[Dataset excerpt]
-- START --
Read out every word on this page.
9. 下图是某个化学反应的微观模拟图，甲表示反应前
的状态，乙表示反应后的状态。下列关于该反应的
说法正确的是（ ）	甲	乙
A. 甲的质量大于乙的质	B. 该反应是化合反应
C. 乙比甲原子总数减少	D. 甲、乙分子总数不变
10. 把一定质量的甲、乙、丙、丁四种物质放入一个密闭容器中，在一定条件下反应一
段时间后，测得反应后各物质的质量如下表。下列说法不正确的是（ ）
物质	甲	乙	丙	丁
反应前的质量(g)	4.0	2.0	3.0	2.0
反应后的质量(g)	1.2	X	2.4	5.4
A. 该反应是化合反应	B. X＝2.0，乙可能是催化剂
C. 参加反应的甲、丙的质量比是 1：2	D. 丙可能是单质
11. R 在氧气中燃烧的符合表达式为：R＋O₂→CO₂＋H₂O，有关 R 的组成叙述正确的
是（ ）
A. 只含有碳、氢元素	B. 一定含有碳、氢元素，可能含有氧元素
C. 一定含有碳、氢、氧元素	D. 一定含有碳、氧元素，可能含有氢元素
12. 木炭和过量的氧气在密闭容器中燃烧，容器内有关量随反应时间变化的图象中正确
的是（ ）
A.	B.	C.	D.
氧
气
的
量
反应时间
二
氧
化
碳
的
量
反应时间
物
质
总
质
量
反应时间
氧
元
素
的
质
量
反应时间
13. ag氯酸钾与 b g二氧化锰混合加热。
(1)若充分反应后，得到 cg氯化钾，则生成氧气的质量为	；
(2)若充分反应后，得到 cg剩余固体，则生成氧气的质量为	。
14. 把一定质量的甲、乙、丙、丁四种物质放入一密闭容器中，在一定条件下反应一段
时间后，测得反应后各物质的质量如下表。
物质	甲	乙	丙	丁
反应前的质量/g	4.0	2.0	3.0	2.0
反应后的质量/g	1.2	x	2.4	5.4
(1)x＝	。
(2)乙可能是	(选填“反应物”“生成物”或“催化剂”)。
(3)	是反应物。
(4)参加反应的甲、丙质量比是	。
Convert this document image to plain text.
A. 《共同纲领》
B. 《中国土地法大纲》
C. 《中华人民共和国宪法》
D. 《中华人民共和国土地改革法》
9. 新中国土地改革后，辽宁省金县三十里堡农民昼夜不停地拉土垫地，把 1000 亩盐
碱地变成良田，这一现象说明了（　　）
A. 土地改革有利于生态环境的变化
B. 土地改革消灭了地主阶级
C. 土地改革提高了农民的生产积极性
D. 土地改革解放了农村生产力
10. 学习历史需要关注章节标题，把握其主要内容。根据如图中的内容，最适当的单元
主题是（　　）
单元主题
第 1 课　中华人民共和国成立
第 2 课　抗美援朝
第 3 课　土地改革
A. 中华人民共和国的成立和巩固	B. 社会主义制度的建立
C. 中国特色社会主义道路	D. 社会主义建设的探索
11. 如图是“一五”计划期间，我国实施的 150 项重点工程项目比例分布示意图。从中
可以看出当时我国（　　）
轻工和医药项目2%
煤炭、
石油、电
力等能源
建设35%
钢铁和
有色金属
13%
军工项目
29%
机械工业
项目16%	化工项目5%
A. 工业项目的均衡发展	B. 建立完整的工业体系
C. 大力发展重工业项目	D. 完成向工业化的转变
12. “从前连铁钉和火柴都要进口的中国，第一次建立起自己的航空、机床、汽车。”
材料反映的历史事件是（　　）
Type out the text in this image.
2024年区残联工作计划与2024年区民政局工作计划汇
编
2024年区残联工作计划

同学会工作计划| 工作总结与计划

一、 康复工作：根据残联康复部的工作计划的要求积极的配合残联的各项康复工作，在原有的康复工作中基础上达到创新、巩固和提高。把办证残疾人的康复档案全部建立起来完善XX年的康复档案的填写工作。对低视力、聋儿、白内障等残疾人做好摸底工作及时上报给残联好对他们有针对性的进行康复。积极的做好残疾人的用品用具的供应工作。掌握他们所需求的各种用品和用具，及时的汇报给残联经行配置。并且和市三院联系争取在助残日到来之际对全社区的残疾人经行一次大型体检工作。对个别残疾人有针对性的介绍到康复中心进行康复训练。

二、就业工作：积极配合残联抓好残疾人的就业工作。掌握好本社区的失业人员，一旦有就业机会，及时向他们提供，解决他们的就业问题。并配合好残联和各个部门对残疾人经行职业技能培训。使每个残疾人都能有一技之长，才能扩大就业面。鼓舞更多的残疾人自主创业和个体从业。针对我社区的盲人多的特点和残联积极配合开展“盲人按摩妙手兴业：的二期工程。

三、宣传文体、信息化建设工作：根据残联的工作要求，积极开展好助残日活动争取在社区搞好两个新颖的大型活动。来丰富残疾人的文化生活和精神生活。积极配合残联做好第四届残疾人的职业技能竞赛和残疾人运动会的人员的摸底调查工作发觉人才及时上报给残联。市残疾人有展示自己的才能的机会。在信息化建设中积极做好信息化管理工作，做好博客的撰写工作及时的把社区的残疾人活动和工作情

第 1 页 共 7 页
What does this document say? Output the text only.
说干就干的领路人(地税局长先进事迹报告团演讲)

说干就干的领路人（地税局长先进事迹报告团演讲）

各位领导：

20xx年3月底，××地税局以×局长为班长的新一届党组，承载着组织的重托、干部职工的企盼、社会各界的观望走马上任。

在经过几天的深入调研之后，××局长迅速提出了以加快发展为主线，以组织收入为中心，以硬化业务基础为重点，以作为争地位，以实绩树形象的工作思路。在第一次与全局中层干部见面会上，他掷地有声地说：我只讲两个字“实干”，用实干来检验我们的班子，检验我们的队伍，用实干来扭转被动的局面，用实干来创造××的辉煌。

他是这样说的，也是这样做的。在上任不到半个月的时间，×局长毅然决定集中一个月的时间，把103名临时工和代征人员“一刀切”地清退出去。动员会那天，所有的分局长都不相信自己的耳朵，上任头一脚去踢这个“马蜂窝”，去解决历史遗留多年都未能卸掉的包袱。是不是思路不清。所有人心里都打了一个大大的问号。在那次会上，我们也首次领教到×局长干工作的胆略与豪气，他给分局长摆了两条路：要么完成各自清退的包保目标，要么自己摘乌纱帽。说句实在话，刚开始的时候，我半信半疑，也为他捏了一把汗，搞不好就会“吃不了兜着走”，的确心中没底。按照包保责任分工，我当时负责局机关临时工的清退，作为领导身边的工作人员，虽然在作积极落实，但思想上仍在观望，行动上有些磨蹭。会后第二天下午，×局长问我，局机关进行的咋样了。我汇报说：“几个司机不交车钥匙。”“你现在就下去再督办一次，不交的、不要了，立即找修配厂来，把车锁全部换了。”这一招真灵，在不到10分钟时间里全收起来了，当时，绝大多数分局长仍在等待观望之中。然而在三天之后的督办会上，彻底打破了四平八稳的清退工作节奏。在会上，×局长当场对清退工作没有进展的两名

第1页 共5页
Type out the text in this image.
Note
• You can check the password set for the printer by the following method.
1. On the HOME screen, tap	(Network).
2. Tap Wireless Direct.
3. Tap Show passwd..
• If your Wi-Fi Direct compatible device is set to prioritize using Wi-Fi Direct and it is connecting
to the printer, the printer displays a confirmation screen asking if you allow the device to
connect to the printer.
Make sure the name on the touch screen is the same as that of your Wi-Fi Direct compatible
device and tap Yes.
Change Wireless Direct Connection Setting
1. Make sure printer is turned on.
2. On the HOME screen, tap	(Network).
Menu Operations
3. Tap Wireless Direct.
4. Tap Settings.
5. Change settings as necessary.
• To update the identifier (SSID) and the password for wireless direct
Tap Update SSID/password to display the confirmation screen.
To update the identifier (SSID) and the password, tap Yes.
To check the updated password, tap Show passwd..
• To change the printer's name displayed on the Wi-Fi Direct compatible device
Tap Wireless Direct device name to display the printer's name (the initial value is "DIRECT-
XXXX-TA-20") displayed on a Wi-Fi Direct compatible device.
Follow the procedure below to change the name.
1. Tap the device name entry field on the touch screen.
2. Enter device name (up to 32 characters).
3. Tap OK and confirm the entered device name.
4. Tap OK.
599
-- END --
▶ [OBJECTIVE]: Write out every line of the listing that holds the word "name".

▶ [PROBLEM SOLUTION]:
Make sure the name on the touch screen is the same as that of your Wi-Fi Direct compatible
• To change the printer's name displayed on the Wi-Fi Direct compatible device
Tap Wireless Direct device name to display the printer's name (the initial value is "DIRECT-
Follow the procedure below to change the name.
1. Tap the device name entry field on the touch screen.
2. Enter device name (up to 32 characters).
3. Tap OK and confirm the entered device name.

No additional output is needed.